**What to do**
Reproduce the stretch of the listing from its start through the line containing "calm-label: calm = 0.5%: [134, 434, 206, 449]", replacing each occurrence of "petal-segment" with "wedge-segment" and keeping everything else unchanged.

**Source data**

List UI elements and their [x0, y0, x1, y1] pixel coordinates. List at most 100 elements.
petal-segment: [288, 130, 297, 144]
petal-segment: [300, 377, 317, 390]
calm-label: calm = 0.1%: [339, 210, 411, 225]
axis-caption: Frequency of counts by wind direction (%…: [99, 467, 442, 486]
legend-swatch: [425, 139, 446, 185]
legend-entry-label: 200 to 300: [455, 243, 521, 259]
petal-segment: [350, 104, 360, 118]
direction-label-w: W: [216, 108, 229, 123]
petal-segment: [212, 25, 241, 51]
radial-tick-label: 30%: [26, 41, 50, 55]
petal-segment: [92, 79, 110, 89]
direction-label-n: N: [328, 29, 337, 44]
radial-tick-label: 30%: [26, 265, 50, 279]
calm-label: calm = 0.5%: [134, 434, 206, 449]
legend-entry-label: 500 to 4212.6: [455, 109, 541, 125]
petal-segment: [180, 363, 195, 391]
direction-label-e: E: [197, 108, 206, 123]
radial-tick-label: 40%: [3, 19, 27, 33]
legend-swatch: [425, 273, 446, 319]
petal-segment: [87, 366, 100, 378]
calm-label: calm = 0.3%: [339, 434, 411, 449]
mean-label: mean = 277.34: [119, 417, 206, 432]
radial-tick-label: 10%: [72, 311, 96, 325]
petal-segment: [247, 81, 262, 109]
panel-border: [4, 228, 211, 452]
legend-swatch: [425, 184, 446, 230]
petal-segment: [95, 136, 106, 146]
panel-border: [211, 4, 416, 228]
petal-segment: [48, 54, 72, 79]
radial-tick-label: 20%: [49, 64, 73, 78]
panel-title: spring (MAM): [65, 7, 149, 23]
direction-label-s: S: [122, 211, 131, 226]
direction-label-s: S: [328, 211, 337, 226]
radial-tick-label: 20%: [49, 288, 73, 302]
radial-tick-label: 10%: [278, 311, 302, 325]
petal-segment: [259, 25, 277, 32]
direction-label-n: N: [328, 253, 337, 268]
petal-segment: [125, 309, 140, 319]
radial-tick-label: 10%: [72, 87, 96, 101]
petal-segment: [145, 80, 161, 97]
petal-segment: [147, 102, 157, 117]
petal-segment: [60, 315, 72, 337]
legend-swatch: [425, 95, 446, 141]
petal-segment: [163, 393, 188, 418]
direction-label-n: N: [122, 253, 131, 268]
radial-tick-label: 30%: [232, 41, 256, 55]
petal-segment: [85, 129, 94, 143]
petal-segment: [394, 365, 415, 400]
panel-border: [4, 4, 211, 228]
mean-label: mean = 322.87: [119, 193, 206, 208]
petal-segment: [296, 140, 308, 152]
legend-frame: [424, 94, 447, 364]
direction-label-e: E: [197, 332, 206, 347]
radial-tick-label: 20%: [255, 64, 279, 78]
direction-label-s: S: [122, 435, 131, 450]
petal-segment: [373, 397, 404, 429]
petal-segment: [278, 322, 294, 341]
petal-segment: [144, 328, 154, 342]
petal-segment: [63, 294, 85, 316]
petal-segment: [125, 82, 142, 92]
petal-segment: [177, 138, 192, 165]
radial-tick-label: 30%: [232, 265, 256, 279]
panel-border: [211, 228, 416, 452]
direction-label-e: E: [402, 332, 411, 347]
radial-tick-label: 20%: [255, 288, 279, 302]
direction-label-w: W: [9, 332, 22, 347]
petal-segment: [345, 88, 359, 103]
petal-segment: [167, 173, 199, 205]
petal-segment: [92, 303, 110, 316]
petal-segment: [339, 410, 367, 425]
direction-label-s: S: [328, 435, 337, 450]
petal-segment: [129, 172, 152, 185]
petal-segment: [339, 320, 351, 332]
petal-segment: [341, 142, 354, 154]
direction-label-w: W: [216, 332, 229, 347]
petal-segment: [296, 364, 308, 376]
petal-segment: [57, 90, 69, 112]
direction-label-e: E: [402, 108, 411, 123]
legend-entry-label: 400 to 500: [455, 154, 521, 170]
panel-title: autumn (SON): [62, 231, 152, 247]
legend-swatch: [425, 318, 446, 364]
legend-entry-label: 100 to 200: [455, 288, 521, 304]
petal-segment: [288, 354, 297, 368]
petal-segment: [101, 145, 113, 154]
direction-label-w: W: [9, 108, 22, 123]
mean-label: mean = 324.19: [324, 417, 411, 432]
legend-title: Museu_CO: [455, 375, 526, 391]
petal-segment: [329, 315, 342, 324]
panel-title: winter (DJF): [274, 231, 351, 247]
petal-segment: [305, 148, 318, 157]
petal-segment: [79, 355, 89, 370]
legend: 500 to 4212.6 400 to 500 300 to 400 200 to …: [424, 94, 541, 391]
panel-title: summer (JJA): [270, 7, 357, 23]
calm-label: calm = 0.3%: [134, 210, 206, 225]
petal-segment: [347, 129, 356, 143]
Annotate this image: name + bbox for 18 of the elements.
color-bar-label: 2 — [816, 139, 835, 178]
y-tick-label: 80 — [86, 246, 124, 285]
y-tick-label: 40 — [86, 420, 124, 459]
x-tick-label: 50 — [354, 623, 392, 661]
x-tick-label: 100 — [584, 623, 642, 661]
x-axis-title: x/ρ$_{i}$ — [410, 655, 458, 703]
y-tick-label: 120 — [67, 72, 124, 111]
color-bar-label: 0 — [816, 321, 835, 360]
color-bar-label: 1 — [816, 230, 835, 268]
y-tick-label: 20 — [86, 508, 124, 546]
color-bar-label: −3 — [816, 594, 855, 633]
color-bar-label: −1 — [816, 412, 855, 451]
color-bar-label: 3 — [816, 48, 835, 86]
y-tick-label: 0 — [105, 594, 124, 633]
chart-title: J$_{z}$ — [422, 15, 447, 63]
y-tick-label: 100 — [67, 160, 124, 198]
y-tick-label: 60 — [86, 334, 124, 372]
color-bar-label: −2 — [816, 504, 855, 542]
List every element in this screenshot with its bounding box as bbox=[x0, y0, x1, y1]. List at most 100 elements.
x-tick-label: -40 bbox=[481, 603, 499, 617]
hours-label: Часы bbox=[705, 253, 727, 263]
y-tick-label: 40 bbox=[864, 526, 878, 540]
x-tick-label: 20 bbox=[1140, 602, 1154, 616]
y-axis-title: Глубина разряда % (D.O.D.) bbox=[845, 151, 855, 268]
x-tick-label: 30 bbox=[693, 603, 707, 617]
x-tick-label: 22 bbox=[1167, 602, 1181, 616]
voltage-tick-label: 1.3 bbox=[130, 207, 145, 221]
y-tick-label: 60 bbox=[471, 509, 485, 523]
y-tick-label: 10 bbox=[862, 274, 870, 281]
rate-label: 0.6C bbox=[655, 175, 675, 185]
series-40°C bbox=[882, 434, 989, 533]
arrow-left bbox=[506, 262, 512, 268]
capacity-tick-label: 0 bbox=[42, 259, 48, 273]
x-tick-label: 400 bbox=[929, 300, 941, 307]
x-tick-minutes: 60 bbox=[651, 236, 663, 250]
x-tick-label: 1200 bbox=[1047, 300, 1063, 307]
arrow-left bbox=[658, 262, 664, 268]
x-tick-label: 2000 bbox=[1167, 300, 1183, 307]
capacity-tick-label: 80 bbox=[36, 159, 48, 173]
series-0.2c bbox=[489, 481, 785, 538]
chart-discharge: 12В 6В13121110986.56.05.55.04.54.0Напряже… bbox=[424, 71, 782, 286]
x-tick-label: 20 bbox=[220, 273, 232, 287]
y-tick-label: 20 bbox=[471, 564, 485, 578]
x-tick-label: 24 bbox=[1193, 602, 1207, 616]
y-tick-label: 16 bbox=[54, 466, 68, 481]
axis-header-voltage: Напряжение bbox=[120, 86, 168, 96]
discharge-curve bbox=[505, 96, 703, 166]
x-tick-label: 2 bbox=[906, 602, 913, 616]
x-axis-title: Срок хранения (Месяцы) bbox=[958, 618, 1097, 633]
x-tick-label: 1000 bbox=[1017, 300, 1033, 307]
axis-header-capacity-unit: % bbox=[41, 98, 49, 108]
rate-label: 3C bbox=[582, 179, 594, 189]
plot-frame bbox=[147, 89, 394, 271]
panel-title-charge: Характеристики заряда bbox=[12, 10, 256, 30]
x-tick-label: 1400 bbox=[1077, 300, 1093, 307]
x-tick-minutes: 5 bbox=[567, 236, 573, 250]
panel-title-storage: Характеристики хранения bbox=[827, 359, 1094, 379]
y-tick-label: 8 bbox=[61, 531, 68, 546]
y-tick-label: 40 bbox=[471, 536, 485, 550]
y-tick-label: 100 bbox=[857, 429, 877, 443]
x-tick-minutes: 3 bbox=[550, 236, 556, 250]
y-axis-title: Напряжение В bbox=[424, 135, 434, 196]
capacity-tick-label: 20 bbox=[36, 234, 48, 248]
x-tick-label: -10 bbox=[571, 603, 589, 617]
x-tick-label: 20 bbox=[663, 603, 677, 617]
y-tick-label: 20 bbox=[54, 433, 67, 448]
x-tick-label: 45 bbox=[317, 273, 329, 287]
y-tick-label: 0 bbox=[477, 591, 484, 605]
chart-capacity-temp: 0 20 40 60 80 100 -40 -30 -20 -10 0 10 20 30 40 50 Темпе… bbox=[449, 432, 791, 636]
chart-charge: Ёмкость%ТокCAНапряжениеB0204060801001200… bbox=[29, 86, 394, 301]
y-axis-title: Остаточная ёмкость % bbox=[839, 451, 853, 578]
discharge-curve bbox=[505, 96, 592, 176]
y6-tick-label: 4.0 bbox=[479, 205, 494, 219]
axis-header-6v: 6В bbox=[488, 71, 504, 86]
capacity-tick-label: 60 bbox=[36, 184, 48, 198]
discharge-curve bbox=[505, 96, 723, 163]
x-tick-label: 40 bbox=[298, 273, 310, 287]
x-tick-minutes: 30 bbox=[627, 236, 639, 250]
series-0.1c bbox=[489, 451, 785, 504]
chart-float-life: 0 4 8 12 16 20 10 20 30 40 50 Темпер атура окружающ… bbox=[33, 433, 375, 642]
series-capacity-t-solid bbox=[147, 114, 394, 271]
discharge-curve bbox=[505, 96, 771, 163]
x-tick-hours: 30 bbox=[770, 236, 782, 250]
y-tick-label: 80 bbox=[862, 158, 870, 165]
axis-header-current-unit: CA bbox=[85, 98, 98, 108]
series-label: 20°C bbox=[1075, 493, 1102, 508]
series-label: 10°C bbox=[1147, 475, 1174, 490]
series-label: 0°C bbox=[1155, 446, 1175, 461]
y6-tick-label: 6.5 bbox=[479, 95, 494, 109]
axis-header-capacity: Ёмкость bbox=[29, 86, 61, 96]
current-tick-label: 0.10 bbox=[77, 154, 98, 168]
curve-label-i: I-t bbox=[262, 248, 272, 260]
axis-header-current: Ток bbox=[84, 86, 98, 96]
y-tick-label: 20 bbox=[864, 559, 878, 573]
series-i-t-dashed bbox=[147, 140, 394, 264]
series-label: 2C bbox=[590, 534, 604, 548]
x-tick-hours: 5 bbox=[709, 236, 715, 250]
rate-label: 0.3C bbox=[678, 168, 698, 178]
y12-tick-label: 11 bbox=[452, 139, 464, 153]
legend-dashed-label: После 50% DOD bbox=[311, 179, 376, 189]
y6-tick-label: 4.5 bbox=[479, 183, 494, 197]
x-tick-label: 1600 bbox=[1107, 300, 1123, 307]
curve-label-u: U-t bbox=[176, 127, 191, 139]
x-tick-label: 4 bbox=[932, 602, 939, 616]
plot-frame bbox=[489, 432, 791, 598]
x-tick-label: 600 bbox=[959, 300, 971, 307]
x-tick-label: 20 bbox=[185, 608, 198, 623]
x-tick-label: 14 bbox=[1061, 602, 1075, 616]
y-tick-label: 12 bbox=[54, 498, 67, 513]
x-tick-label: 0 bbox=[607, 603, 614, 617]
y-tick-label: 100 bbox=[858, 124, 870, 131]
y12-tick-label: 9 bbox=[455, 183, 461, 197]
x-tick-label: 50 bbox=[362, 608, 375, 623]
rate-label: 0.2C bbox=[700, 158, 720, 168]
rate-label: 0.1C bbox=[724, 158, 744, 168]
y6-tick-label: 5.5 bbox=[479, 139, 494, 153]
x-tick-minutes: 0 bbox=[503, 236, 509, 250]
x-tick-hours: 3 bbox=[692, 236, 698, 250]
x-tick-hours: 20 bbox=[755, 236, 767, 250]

**Answer to the task**
List UI elements and their [x0, y0, x1, y1] pixel coordinates. List at most 100 elements.
wedge-segment: [288, 130, 297, 144]
wedge-segment: [300, 377, 317, 390]
calm-label: calm = 0.1%: [339, 210, 411, 225]
axis-caption: Frequency of counts by wind direction (%…: [99, 467, 442, 486]
legend-swatch: [425, 139, 446, 185]
legend-entry-label: 200 to 300: [455, 243, 521, 259]
wedge-segment: [350, 104, 360, 118]
direction-label-w: W: [216, 108, 229, 123]
wedge-segment: [212, 25, 241, 51]
radial-tick-label: 30%: [26, 41, 50, 55]
wedge-segment: [92, 79, 110, 89]
direction-label-n: N: [328, 29, 337, 44]
radial-tick-label: 30%: [26, 265, 50, 279]
calm-label: calm = 0.5%: [134, 434, 206, 449]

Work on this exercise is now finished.